--- INFORMATION SUPPLIED ---
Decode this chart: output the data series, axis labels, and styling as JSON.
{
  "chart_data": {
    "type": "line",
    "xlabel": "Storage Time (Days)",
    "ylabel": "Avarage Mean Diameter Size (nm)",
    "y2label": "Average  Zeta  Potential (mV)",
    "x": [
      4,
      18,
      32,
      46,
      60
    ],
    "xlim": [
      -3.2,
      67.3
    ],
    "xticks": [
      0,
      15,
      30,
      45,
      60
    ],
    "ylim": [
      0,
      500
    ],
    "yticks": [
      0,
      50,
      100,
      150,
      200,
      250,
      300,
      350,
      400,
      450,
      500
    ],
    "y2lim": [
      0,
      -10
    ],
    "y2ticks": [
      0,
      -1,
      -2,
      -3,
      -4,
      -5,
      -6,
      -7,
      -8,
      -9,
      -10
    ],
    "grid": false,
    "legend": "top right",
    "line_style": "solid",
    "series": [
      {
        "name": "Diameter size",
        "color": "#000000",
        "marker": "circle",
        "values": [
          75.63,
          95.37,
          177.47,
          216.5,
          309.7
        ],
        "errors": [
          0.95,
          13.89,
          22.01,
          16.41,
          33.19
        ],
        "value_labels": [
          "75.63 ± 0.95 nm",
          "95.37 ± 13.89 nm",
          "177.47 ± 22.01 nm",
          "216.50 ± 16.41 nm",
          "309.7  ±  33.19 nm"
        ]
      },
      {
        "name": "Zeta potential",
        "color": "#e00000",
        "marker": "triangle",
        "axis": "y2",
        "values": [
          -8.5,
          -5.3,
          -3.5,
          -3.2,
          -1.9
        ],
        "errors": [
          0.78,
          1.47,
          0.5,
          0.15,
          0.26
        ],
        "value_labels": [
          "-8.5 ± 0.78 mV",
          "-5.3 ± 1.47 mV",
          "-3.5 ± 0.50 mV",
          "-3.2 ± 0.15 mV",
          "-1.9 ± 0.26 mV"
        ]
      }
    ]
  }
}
---
--- INFORMATION SUPPLIED ---
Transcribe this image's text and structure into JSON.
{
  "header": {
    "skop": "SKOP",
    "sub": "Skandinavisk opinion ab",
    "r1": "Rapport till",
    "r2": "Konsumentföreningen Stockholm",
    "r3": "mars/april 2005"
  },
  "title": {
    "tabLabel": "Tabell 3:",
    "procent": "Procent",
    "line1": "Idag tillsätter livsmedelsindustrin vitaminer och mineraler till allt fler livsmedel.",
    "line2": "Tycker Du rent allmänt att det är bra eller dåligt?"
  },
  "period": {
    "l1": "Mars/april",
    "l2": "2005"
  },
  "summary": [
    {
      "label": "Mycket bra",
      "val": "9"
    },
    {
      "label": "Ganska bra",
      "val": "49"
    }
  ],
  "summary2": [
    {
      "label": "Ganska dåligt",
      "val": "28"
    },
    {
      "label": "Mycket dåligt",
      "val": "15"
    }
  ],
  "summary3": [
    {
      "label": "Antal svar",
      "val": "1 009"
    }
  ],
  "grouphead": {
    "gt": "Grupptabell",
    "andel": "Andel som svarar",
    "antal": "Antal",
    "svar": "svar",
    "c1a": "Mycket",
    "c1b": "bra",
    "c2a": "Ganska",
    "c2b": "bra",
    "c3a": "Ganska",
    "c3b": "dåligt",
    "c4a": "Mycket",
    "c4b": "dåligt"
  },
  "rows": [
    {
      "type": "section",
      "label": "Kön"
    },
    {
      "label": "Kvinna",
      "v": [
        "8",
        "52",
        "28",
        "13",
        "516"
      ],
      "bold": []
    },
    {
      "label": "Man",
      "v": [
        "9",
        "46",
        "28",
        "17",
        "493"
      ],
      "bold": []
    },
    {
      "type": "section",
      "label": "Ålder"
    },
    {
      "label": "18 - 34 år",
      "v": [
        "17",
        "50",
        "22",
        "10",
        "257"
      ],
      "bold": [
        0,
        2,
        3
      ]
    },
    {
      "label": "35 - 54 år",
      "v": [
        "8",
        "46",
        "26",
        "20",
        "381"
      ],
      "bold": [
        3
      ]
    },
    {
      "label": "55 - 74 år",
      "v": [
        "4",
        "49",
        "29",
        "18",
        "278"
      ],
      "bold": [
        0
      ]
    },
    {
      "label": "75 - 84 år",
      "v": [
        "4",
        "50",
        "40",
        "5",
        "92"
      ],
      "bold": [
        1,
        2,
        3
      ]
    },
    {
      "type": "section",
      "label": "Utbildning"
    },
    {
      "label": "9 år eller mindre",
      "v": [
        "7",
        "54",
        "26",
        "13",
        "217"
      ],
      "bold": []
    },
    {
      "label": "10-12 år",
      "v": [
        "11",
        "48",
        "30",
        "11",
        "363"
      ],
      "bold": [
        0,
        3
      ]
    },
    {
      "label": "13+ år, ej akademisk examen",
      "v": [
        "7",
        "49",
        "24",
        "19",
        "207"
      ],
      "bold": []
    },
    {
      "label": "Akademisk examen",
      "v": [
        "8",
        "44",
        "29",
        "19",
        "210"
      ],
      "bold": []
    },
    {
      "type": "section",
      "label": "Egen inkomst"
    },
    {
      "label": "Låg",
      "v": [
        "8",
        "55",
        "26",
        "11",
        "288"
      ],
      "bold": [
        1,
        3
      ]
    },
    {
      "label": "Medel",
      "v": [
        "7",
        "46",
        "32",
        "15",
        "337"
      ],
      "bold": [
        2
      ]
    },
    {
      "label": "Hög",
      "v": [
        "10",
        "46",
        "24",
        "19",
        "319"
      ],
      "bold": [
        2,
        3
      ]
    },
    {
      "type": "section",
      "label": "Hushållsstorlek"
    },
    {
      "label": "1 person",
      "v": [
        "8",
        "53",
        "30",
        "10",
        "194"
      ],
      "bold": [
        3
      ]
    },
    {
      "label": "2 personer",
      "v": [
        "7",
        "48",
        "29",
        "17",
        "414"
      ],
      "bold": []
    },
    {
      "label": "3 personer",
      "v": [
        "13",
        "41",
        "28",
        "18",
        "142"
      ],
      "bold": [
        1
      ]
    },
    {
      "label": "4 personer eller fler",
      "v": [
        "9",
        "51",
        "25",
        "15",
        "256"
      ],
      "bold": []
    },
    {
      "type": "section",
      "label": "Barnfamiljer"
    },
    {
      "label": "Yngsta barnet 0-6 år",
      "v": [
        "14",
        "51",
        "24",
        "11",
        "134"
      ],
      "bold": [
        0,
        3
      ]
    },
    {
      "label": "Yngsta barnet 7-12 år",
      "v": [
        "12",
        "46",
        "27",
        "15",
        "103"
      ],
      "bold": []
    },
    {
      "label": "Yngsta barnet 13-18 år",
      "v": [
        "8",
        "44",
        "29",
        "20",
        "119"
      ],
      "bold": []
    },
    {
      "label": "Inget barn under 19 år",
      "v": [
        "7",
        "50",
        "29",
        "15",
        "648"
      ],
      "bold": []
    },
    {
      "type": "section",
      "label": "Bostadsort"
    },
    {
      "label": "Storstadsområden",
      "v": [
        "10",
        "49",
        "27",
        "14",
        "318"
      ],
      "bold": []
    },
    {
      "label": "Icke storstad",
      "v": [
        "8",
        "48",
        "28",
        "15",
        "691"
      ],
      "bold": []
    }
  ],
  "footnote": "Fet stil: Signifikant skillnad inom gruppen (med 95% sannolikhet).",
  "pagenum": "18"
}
---
WHAT IS EXPECTED -
Identify every line where the string "Zeta" appears.

RESULT -
    "y2label": "Average  Zeta  Potential (mV)",
        "name": "Zeta potential",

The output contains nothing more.